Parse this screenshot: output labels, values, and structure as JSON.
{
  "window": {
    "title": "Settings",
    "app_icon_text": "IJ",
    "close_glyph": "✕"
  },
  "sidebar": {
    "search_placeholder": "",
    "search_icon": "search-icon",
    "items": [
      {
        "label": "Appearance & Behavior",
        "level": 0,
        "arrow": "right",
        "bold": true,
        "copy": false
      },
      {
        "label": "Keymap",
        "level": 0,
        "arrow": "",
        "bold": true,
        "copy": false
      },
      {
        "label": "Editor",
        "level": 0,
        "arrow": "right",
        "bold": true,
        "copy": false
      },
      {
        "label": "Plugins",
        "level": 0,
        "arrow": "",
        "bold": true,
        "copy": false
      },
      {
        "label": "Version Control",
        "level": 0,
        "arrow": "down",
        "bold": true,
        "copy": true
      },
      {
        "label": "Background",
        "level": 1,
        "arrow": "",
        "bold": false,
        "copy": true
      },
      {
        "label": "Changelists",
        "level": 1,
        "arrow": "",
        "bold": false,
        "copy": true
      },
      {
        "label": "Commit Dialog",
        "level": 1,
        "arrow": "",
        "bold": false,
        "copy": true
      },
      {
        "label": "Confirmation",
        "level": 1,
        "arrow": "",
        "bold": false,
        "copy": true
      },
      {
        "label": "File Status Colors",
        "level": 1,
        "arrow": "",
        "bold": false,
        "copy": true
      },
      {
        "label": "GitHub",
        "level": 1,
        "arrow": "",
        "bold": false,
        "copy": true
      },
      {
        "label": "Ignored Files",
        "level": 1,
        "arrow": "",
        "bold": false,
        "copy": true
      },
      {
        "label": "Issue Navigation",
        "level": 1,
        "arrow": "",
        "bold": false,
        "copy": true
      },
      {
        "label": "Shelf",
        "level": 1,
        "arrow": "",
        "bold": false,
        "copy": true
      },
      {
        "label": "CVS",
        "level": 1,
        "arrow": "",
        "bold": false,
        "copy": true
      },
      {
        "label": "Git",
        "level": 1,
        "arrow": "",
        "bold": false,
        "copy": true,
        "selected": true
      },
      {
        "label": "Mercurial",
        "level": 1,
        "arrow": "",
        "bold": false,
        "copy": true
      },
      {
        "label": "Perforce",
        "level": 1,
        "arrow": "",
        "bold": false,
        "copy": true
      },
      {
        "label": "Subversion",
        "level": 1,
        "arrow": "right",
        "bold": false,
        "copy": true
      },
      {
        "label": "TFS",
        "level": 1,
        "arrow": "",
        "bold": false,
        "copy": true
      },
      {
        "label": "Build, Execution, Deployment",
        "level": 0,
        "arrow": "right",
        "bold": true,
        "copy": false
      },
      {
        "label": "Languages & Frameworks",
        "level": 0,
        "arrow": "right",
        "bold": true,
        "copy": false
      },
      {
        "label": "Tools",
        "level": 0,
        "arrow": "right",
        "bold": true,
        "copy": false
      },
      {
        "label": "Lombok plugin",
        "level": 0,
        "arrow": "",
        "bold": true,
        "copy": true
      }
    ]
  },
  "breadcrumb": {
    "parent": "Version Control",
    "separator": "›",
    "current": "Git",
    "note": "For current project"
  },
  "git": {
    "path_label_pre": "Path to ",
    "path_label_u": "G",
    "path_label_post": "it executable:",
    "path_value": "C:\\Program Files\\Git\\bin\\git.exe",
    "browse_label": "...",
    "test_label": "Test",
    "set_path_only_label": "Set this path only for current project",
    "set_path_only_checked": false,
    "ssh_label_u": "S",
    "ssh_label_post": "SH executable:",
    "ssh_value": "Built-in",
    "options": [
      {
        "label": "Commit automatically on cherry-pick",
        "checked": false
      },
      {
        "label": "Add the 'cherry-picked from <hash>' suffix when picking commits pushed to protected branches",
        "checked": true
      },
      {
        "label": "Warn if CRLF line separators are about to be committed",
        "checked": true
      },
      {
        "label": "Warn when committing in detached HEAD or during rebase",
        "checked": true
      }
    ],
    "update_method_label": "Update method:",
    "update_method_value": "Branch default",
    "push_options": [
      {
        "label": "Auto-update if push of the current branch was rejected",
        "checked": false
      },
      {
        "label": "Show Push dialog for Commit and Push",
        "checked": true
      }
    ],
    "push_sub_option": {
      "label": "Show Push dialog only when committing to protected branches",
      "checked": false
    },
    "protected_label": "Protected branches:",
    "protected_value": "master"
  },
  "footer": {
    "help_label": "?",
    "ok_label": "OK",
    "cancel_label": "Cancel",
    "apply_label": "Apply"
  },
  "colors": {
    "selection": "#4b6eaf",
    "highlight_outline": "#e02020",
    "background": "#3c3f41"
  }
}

[Problem statement] Work through the records line by line and tally those with the word "Control". Report only the total.

[Full response] 2